◆ Provided entries ◆
§

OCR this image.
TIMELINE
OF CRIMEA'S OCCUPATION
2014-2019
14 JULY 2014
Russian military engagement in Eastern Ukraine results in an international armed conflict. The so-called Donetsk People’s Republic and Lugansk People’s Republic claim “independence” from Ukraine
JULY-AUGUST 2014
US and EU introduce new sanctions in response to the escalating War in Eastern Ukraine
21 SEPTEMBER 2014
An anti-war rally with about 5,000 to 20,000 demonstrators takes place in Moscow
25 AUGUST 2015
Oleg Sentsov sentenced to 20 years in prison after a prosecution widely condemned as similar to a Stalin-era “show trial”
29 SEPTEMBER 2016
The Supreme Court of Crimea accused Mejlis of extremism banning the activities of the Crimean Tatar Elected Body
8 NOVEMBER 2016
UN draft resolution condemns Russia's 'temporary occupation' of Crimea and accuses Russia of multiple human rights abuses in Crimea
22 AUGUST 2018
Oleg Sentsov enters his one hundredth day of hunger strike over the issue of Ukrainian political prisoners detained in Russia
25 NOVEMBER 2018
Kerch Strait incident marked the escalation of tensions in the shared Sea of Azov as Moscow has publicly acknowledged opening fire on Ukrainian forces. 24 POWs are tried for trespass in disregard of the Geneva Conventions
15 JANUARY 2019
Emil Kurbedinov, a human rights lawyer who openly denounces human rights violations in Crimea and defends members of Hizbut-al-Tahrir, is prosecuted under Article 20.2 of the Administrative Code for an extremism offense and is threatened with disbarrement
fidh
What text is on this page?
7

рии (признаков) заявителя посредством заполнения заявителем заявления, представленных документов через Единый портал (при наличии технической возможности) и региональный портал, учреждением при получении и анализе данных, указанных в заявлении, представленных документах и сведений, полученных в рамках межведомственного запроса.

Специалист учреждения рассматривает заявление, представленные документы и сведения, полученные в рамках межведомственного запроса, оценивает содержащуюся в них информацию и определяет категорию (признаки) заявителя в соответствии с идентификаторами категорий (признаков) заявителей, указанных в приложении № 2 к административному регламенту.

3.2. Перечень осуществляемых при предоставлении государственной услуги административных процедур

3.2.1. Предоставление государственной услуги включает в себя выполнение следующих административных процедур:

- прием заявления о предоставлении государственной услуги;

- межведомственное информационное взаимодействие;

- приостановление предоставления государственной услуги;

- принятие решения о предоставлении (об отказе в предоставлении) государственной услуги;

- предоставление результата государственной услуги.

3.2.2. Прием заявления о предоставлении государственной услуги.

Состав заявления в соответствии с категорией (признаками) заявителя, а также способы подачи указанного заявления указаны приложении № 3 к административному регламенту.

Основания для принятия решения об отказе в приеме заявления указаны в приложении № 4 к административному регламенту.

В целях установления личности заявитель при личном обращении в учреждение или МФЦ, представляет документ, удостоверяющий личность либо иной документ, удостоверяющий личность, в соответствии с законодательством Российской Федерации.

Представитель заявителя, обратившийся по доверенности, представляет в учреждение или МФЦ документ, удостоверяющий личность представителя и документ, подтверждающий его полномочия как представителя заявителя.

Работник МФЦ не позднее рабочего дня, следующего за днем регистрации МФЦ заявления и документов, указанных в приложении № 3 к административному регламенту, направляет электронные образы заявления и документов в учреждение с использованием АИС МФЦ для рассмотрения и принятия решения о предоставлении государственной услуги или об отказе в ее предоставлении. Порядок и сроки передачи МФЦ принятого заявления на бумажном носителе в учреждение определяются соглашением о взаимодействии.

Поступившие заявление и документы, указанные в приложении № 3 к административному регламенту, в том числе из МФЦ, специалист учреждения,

§

◆ Work instructions ◆
Retype all the records, matching them exactly.

◆ Output for this exercise ◆
OCR this image.
TIMELINE
OF CRIMEA'S OCCUPATION
2014-2019
14 JULY 2014
Russian military engagement in Eastern Ukraine results in an international armed conflict. The so-called Donetsk People’s Republic and Lugansk People’s Republic claim “independence” from Ukraine
JULY-AUGUST 2014
US and EU introduce new sanctions in response to the escalating War in Eastern Ukraine
21 SEPTEMBER 2014
An anti-war rally with about 5,000 to 20,000 demonstrators takes place in Moscow
25 AUGUST 2015
Oleg Sentsov sentenced to 20 years in prison after a prosecution widely condemned as similar to a Stalin-era “show trial”
29 SEPTEMBER 2016
The Supreme Court of Crimea accused Mejlis of extremism banning the activities of the Crimean Tatar Elected Body
8 NOVEMBER 2016
UN draft resolution condemns Russia's 'temporary occupation' of Crimea and accuses Russia of multiple human rights abuses in Crimea
22 AUGUST 2018
Oleg Sentsov enters his one hundredth day of hunger strike over the issue of Ukrainian political prisoners detained in Russia
25 NOVEMBER 2018
Kerch Strait incident marked the escalation of tensions in the shared Sea of Azov as Moscow has publicly acknowledged opening fire on Ukrainian forces. 24 POWs are tried for trespass in disregard of the Geneva Conventions
15 JANUARY 2019
Emil Kurbedinov, a human rights lawyer who openly denounces human rights violations in Crimea and defends members of Hizbut-al-Tahrir, is prosecuted under Article 20.2 of the Administrative Code for an extremism offense and is threatened with disbarrement
fidh
What text is on this page?
7

рии (признаков) заявителя посредством заполнения заявителем заявления, представленных документов через Единый портал (при наличии технической возможности) и региональный портал, учреждением при получении и анализе данных, указанных в заявлении, представленных документах и сведений, полученных в рамках межведомственного запроса.

Специалист учреждения рассматривает заявление, представленные документы и сведения, полученные в рамках межведомственного запроса, оценивает содержащуюся в них информацию и определяет категорию (признаки) заявителя в соответствии с идентификаторами категорий (признаков) заявителей, указанных в приложении № 2 к административному регламенту.

3.2. Перечень осуществляемых при предоставлении государственной услуги административных процедур

3.2.1. Предоставление государственной услуги включает в себя выполнение следующих административных процедур:

- прием заявления о предоставлении государственной услуги;

- межведомственное информационное взаимодействие;

- приостановление предоставления государственной услуги;

- принятие решения о предоставлении (об отказе в предоставлении) государственной услуги;

- предоставление результата государственной услуги.

3.2.2. Прием заявления о предоставлении государственной услуги.

Состав заявления в соответствии с категорией (признаками) заявителя, а также способы подачи указанного заявления указаны приложении № 3 к административному регламенту.

Основания для принятия решения об отказе в приеме заявления указаны в приложении № 4 к административному регламенту.

В целях установления личности заявитель при личном обращении в учреждение или МФЦ, представляет документ, удостоверяющий личность либо иной документ, удостоверяющий личность, в соответствии с законодательством Российской Федерации.

Представитель заявителя, обратившийся по доверенности, представляет в учреждение или МФЦ документ, удостоверяющий личность представителя и документ, подтверждающий его полномочия как представителя заявителя.

Работник МФЦ не позднее рабочего дня, следующего за днем регистрации МФЦ заявления и документов, указанных в приложении № 3 к административному регламенту, направляет электронные образы заявления и документов в учреждение с использованием АИС МФЦ для рассмотрения и принятия решения о предоставлении государственной услуги или об отказе в ее предоставлении. Порядок и сроки передачи МФЦ принятого заявления на бумажном носителе в учреждение определяются соглашением о взаимодействии.

Поступившие заявление и документы, указанные в приложении № 3 к административному регламенту, в том числе из МФЦ, специалист учреждения,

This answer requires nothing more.